* [THE PROBLEM]: Review the material and extract every line in which the word "допускаются" occurs.

----

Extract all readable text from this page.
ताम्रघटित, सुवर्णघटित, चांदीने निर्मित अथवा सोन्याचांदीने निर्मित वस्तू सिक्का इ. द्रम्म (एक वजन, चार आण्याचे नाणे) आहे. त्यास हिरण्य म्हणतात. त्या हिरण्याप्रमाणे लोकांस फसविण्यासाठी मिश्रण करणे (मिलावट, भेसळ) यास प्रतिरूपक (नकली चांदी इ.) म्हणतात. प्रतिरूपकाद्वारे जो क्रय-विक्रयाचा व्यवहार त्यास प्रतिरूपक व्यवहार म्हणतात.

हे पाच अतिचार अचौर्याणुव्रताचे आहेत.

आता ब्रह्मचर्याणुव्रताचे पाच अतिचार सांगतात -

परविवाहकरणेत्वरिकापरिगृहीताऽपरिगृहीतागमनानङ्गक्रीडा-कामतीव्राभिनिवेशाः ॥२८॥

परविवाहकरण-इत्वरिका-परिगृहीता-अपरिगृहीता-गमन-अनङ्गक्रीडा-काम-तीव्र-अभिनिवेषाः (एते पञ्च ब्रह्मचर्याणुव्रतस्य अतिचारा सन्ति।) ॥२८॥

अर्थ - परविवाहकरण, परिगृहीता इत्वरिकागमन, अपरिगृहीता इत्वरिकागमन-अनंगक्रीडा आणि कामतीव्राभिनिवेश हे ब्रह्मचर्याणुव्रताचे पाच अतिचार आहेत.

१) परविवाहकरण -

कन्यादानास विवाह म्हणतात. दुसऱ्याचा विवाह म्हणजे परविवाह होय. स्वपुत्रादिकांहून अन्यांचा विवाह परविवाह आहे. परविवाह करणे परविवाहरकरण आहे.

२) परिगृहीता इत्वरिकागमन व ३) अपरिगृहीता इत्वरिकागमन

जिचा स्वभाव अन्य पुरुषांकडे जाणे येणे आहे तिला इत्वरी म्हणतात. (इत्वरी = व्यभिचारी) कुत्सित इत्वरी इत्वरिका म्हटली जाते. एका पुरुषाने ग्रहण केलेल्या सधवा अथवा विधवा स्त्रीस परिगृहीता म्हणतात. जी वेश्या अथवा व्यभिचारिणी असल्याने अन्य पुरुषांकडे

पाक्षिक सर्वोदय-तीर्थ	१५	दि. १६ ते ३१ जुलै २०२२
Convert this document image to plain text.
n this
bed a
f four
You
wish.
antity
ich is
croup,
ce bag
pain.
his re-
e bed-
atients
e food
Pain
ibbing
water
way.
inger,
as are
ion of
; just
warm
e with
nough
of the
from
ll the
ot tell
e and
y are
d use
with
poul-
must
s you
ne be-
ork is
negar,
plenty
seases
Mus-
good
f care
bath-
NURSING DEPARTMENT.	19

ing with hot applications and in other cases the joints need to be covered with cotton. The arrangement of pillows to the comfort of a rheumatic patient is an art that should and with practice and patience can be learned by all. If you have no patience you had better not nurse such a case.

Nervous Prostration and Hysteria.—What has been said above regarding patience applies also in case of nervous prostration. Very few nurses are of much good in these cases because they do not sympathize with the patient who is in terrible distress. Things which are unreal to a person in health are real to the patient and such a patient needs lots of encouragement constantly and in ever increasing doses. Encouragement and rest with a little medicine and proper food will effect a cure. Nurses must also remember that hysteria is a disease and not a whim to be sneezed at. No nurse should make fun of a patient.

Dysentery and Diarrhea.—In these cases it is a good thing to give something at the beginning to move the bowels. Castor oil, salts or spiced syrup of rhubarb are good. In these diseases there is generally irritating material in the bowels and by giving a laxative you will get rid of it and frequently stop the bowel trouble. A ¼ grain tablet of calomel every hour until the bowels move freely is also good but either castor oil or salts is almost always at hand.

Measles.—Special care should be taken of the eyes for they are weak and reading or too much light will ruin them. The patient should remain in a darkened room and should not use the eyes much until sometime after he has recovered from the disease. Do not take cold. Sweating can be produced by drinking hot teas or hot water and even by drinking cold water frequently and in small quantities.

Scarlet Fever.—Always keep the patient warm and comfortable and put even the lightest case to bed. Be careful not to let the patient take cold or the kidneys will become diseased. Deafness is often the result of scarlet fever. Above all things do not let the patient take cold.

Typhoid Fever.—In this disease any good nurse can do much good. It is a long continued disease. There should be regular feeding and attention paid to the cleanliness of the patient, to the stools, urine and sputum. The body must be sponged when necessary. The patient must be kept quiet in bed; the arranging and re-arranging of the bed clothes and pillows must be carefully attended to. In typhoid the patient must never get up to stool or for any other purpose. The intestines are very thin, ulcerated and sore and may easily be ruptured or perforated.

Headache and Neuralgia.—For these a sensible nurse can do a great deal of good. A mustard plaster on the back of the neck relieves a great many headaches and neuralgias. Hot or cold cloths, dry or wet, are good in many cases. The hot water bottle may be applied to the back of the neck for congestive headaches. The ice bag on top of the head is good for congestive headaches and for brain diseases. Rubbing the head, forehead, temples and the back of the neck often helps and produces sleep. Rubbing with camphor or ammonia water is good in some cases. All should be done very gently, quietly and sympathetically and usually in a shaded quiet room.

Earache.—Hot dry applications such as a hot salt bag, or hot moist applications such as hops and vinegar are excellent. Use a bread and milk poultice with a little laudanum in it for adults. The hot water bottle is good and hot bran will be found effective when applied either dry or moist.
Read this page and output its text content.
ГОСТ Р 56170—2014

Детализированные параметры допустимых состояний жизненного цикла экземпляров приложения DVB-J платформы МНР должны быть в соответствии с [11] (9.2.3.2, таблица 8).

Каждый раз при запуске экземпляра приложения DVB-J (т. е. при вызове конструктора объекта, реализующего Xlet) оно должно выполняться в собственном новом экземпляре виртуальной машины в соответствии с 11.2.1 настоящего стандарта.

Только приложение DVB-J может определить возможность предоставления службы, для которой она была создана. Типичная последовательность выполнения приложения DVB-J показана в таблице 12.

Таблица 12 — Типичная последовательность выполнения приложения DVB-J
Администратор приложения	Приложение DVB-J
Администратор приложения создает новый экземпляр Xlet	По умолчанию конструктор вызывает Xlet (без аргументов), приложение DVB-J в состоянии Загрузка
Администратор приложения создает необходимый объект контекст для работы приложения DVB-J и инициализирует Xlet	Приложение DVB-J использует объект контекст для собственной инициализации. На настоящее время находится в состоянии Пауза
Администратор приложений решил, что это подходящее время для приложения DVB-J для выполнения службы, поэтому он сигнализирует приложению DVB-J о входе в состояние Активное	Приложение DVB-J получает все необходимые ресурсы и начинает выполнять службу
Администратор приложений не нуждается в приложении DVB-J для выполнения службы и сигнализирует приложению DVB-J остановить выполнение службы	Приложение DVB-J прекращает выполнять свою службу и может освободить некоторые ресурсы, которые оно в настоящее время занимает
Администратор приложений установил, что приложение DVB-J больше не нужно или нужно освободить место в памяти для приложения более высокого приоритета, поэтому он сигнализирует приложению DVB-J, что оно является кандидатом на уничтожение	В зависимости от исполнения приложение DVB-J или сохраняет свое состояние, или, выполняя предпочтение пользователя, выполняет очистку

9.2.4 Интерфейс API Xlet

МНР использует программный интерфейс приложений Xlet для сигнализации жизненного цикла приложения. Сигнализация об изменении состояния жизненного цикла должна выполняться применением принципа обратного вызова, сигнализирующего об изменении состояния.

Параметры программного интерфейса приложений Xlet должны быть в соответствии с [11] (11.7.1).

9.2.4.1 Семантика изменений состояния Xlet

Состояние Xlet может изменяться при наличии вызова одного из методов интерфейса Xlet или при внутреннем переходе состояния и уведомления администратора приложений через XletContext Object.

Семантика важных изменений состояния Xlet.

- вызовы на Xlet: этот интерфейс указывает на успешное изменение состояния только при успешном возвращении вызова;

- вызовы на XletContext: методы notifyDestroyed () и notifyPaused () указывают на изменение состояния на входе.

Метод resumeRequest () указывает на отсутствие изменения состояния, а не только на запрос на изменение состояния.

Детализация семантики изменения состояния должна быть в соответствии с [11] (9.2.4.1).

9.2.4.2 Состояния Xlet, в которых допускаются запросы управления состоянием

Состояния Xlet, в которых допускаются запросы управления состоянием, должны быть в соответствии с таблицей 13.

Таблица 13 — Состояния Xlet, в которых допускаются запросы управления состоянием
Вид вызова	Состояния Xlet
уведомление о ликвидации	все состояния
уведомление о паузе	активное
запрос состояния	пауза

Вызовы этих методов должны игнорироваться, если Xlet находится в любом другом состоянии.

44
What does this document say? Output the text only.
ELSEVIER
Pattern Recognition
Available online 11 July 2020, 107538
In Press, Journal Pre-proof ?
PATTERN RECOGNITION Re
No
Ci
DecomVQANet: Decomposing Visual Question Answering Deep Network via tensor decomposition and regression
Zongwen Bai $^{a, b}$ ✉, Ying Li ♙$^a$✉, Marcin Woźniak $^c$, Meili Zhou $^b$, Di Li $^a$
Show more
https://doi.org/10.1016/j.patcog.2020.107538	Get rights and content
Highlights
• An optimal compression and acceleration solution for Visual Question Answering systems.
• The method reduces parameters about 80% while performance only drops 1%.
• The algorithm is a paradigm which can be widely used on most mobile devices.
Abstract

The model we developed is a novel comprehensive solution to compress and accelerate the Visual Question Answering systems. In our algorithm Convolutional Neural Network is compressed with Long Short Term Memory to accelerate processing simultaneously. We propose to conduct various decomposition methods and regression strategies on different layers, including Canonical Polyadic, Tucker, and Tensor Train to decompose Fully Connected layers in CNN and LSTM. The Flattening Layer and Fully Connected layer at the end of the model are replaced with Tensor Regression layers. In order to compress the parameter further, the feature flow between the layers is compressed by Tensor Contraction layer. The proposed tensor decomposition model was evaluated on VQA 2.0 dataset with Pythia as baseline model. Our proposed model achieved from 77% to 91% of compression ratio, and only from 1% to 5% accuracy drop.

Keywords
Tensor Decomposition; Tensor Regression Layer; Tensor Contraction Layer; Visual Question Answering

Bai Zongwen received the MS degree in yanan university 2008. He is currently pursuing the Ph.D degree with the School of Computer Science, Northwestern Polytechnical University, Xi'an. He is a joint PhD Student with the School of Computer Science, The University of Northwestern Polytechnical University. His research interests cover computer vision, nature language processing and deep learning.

----

* [CORRECT RESULT]:
9.2.4.2 Состояния Xlet, в которых допускаются запросы управления состоянием
Состояния Xlet, в которых допускаются запросы управления состоянием, должны быть в соответствии с таблицей 13.
Таблица 13 — Состояния Xlet, в которых допускаются запросы управления состоянием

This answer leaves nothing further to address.